| INPUT |
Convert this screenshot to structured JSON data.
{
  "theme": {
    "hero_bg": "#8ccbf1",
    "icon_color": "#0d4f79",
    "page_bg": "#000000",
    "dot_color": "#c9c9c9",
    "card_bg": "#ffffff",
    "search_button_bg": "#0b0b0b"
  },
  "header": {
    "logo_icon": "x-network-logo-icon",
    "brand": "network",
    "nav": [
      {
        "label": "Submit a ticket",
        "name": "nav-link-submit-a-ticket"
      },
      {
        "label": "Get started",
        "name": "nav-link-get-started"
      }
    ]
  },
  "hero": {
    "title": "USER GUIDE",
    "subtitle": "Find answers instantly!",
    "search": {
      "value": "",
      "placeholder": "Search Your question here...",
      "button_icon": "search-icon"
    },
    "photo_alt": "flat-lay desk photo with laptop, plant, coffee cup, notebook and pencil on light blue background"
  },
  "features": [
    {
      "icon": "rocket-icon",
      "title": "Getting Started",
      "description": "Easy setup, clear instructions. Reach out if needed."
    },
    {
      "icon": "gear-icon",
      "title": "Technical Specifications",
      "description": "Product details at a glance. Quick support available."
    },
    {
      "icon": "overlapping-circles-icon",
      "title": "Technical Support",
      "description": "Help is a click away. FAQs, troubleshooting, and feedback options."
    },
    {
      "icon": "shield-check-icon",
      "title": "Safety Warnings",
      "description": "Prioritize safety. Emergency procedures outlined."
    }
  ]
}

| EXERCISE AIM |
Your task is to repeat every line exactly.

| ANSWER TO THE TASK |
Convert this screenshot to structured JSON data.
{
  "theme": {
    "hero_bg": "#8ccbf1",
    "icon_color": "#0d4f79",
    "page_bg": "#000000",
    "dot_color": "#c9c9c9",
    "card_bg": "#ffffff",
    "search_button_bg": "#0b0b0b"
  },
  "header": {
    "logo_icon": "x-network-logo-icon",
    "brand": "network",
    "nav": [
      {
        "label": "Submit a ticket",
        "name": "nav-link-submit-a-ticket"
      },
      {
        "label": "Get started",
        "name": "nav-link-get-started"
      }
    ]
  },
  "hero": {
    "title": "USER GUIDE",
    "subtitle": "Find answers instantly!",
    "search": {
      "value": "",
      "placeholder": "Search Your question here...",
      "button_icon": "search-icon"
    },
    "photo_alt": "flat-lay desk photo with laptop, plant, coffee cup, notebook and pencil on light blue background"
  },
  "features": [
    {
      "icon": "rocket-icon",
      "title": "Getting Started",
      "description": "Easy setup, clear instructions. Reach out if needed."
    },
    {
      "icon": "gear-icon",
      "title": "Technical Specifications",
      "description": "Product details at a glance. Quick support available."
    },
    {
      "icon": "overlapping-circles-icon",
      "title": "Technical Support",
      "description": "Help is a click away. FAQs, troubleshooting, and feedback options."
    },
    {
      "icon": "shield-check-icon",
      "title": "Safety Warnings",
      "description": "Prioritize safety. Emergency procedures outlined."
    }
  ]
}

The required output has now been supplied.